**Data for this exercise**.
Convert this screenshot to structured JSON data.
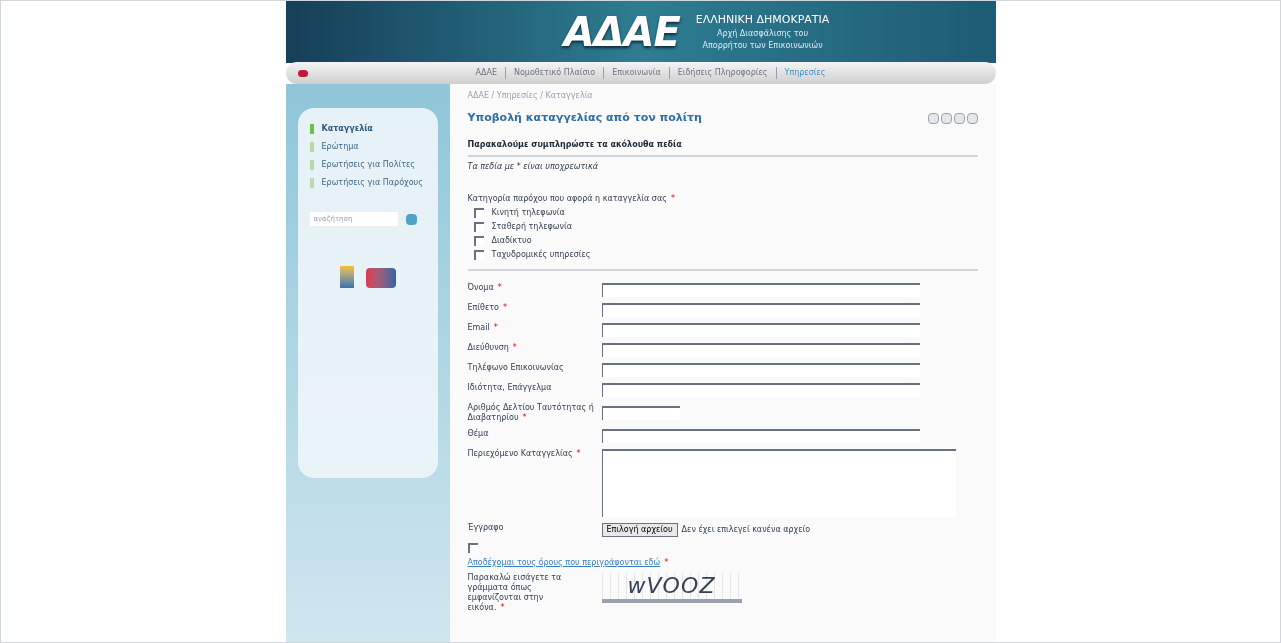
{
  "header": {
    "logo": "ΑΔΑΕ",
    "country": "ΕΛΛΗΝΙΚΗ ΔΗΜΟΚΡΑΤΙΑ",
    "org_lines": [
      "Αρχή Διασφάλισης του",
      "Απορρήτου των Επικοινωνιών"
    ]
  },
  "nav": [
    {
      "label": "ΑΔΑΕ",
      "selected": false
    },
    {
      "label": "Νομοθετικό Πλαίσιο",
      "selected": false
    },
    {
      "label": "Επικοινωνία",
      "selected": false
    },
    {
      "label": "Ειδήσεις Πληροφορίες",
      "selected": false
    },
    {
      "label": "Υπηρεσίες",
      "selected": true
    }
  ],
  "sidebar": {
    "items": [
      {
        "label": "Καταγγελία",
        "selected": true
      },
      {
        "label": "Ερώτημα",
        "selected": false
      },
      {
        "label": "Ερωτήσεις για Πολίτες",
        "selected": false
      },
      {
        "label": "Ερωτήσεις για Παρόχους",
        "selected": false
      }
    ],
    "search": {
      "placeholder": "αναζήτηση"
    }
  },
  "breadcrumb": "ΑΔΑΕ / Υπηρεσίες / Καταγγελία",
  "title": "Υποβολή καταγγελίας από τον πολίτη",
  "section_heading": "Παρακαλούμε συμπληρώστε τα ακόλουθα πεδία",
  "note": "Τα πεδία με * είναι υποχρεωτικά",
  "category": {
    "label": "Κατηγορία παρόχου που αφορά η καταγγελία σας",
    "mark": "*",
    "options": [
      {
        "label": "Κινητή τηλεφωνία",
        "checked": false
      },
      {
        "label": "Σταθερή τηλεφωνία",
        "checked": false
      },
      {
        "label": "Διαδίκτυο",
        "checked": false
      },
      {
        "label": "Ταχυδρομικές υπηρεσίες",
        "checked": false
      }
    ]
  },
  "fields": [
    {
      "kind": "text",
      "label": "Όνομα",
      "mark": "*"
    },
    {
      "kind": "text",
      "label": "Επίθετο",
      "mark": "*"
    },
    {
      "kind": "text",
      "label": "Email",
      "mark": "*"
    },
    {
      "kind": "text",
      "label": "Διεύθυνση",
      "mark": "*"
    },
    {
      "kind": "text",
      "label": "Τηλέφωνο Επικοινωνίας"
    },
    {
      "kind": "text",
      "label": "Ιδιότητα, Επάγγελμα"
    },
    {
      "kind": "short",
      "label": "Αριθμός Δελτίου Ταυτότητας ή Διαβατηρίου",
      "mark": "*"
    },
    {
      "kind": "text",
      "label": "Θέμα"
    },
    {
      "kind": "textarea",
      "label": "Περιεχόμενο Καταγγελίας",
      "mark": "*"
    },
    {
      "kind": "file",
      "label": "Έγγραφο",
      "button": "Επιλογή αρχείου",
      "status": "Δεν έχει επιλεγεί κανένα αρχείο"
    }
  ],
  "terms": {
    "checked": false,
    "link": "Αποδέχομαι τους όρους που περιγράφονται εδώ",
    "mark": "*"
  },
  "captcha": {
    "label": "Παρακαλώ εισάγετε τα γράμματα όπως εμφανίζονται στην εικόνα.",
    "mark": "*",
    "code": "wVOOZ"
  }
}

**Task directions**.
Set down all the entries exactly as they appear, but skip any pictures.

**Full response**.
Convert this screenshot to structured JSON data.
{
  "header": {
    "logo": "ΑΔΑΕ",
    "country": "ΕΛΛΗΝΙΚΗ ΔΗΜΟΚΡΑΤΙΑ",
    "org_lines": [
      "Αρχή Διασφάλισης του",
      "Απορρήτου των Επικοινωνιών"
    ]
  },
  "nav": [
    {
      "label": "ΑΔΑΕ",
      "selected": false
    },
    {
      "label": "Νομοθετικό Πλαίσιο",
      "selected": false
    },
    {
      "label": "Επικοινωνία",
      "selected": false
    },
    {
      "label": "Ειδήσεις Πληροφορίες",
      "selected": false
    },
    {
      "label": "Υπηρεσίες",
      "selected": true
    }
  ],
  "sidebar": {
    "items": [
      {
        "label": "Καταγγελία",
        "selected": true
      },
      {
        "label": "Ερώτημα",
        "selected": false
      },
      {
        "label": "Ερωτήσεις για Πολίτες",
        "selected": false
      },
      {
        "label": "Ερωτήσεις για Παρόχους",
        "selected": false
      }
    ],
    "search": {
      "placeholder": "αναζήτηση"
    }
  },
  "breadcrumb": "ΑΔΑΕ / Υπηρεσίες / Καταγγελία",
  "title": "Υποβολή καταγγελίας από τον πολίτη",
  "section_heading": "Παρακαλούμε συμπληρώστε τα ακόλουθα πεδία",
  "note": "Τα πεδία με * είναι υποχρεωτικά",
  "category": {
    "label": "Κατηγορία παρόχου που αφορά η καταγγελία σας",
    "mark": "*",
    "options": [
      {
        "label": "Κινητή τηλεφωνία",
        "checked": false
      },
      {
        "label": "Σταθερή τηλεφωνία",
        "checked": false
      },
      {
        "label": "Διαδίκτυο",
        "checked": false
      },
      {
        "label": "Ταχυδρομικές υπηρεσίες",
        "checked": false
      }
    ]
  },
  "fields": [
    {
      "kind": "text",
      "label": "Όνομα",
      "mark": "*"
    },
    {
      "kind": "text",
      "label": "Επίθετο",
      "mark": "*"
    },
    {
      "kind": "text",
      "label": "Email",
      "mark": "*"
    },
    {
      "kind": "text",
      "label": "Διεύθυνση",
      "mark": "*"
    },
    {
      "kind": "text",
      "label": "Τηλέφωνο Επικοινωνίας"
    },
    {
      "kind": "text",
      "label": "Ιδιότητα, Επάγγελμα"
    },
    {
      "kind": "short",
      "label": "Αριθμός Δελτίου Ταυτότητας ή Διαβατηρίου",
      "mark": "*"
    },
    {
      "kind": "text",
      "label": "Θέμα"
    },
    {
      "kind": "textarea",
      "label": "Περιεχόμενο Καταγγελίας",
      "mark": "*"
    },
    {
      "kind": "file",
      "label": "Έγγραφο",
      "button": "Επιλογή αρχείου",
      "status": "Δεν έχει επιλεγεί κανένα αρχείο"
    }
  ],
  "terms": {
    "checked": false,
    "link": "Αποδέχομαι τους όρους που περιγράφονται εδώ",
    "mark": "*"
  },
  "captcha": {
    "label": "Παρακαλώ εισάγετε τα γράμματα όπως εμφανίζονται στην εικόνα.",
    "mark": "*",
    "code": "wVOOZ"
  }
}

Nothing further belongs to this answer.